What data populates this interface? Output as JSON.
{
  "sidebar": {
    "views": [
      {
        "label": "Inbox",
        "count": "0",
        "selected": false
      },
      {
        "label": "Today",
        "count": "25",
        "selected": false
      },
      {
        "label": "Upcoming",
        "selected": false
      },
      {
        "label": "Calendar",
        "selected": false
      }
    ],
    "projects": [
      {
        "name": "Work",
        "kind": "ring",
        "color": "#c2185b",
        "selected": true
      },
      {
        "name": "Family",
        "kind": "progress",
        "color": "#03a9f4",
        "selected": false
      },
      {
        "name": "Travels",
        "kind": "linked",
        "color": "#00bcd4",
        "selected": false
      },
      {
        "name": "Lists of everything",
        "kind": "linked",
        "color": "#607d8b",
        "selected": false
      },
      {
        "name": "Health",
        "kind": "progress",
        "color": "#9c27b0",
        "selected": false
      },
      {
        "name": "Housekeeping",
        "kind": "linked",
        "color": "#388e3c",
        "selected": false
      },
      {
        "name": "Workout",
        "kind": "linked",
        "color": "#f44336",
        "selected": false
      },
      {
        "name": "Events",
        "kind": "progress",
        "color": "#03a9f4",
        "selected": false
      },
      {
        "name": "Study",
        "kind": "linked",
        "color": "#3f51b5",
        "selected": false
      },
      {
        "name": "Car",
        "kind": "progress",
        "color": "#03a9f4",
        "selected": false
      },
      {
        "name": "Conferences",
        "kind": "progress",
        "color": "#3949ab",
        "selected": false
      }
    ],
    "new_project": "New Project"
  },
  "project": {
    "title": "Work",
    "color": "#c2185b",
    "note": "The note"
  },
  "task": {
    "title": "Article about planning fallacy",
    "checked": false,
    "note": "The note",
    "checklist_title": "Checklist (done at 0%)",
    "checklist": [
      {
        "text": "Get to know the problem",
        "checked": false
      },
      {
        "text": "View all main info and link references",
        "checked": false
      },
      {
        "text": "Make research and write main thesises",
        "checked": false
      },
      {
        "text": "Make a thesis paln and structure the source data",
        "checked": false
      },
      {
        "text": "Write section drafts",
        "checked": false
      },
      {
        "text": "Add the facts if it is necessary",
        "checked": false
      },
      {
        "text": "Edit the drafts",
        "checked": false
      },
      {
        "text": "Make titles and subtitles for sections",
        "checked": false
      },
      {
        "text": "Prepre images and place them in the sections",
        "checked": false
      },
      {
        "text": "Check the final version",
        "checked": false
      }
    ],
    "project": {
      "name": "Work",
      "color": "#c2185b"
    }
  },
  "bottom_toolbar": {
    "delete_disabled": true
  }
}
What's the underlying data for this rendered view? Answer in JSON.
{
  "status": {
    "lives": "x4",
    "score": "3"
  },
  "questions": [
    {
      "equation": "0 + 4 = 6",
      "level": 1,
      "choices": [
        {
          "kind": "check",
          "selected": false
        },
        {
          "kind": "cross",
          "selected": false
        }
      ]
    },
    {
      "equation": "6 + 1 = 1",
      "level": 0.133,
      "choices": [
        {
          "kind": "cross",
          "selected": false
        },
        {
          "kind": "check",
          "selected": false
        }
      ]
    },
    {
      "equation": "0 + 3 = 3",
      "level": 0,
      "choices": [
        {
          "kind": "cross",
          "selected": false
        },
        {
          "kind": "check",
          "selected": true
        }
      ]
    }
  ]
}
++++++++
TASK PROMPT —
In the entries above, find each line with the word "equation" and show it.

ANSWER TO THE PROBLEM —
      "equation": "0 + 4 = 6",
      "equation": "6 + 1 = 1",
      "equation": "0 + 3 = 3",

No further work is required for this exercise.